▶ [What you need to do]:
Answer with nothing but a number: how many lines include the word "Temperature"?

>> START Data records

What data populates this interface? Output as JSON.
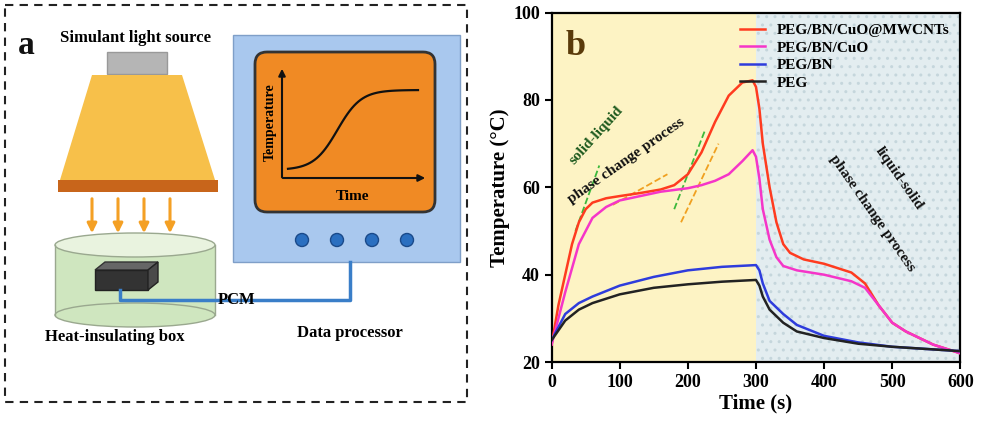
{
  "diagram": {
    "label": "a",
    "light_source": "Simulant light source",
    "pcm": "PCM",
    "box": "Heat-insulating box",
    "processor": "Data processor",
    "screen": {
      "y_label": "Temperature",
      "x_label": "Time"
    }
  },
  "chart_data": {
    "type": "line",
    "panel_label": "b",
    "x_label": "Time (s)",
    "y_label": "Temperature (°C)",
    "xlim": [
      0,
      600
    ],
    "ylim": [
      20,
      100
    ],
    "xticks": [
      0,
      100,
      200,
      300,
      400,
      500,
      600
    ],
    "yticks": [
      20,
      40,
      60,
      80,
      100
    ],
    "legend": "upper right",
    "series": [
      {
        "name": "PEG/BN/CuO@MWCNTs",
        "color": "#ff3b1f",
        "x": [
          0,
          10,
          20,
          30,
          40,
          50,
          60,
          80,
          100,
          130,
          160,
          180,
          200,
          220,
          240,
          260,
          280,
          295,
          300,
          305,
          310,
          320,
          330,
          340,
          350,
          370,
          400,
          420,
          440,
          460,
          480,
          500,
          520,
          540,
          560,
          580,
          600
        ],
        "values": [
          24,
          33,
          40,
          47,
          52,
          55,
          56.5,
          57.5,
          58,
          58.7,
          59.5,
          60.5,
          63,
          68,
          75,
          81,
          84,
          84.5,
          83,
          78,
          70,
          60,
          52,
          47,
          45,
          43.5,
          42.5,
          41.5,
          40.5,
          38,
          33,
          29,
          27,
          25.5,
          24,
          23,
          22
        ]
      },
      {
        "name": "PEG/BN/CuO",
        "color": "#f535c8",
        "x": [
          0,
          20,
          40,
          60,
          80,
          100,
          130,
          160,
          200,
          220,
          240,
          260,
          280,
          295,
          300,
          305,
          310,
          320,
          330,
          340,
          360,
          400,
          440,
          460,
          480,
          500,
          520,
          540,
          560,
          580,
          600
        ],
        "values": [
          24,
          36,
          47,
          53,
          55.5,
          57,
          58,
          59,
          59.8,
          60.5,
          61.5,
          63,
          66,
          68.5,
          67,
          62,
          55,
          48,
          44,
          42,
          41,
          40,
          38.5,
          37,
          33,
          29,
          27,
          25.5,
          24,
          23,
          22
        ]
      },
      {
        "name": "PEG/BN",
        "color": "#2e3cdc",
        "x": [
          0,
          20,
          40,
          60,
          100,
          150,
          200,
          250,
          300,
          305,
          310,
          320,
          340,
          360,
          400,
          450,
          500,
          550,
          600
        ],
        "values": [
          25,
          31,
          33.5,
          35,
          37.5,
          39.5,
          41,
          41.8,
          42.2,
          41,
          38,
          34,
          31,
          28.5,
          26,
          24.5,
          23.5,
          23,
          22.5
        ]
      },
      {
        "name": "PEG",
        "color": "#222222",
        "x": [
          0,
          20,
          40,
          60,
          100,
          150,
          200,
          250,
          300,
          305,
          310,
          320,
          340,
          360,
          400,
          450,
          500,
          550,
          600
        ],
        "values": [
          25,
          29.5,
          32,
          33.5,
          35.5,
          37,
          37.8,
          38.4,
          38.8,
          37.5,
          35,
          32,
          29,
          27,
          25.5,
          24.2,
          23.5,
          23,
          22.5
        ]
      }
    ],
    "annotations": [
      {
        "text": "solid-liquid",
        "x": 65,
        "y": 72,
        "color": "#1e5a1e"
      },
      {
        "text": "phase change process",
        "x": 110,
        "y": 66,
        "color": "#111111"
      },
      {
        "text": "liquid-solid",
        "x": 510,
        "y": 62,
        "color": "#111111"
      },
      {
        "text": "phase change process",
        "x": 470,
        "y": 54,
        "color": "#111111"
      }
    ],
    "tangent_lines": [
      {
        "x": [
          35,
          70
        ],
        "y": [
          50,
          65
        ],
        "color": "#3cb83c"
      },
      {
        "x": [
          90,
          170
        ],
        "y": [
          56,
          63
        ],
        "color": "#f0a020"
      },
      {
        "x": [
          180,
          225
        ],
        "y": [
          55,
          73
        ],
        "color": "#3cb83c"
      },
      {
        "x": [
          190,
          245
        ],
        "y": [
          52,
          70
        ],
        "color": "#f0a020"
      }
    ],
    "regions": [
      {
        "x": [
          0,
          300
        ],
        "color": "#fdf3c4"
      },
      {
        "x": [
          300,
          600
        ],
        "color": "#e3edf0"
      }
    ]
  }
}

>> END Data records

▶ [Worked solution]:
2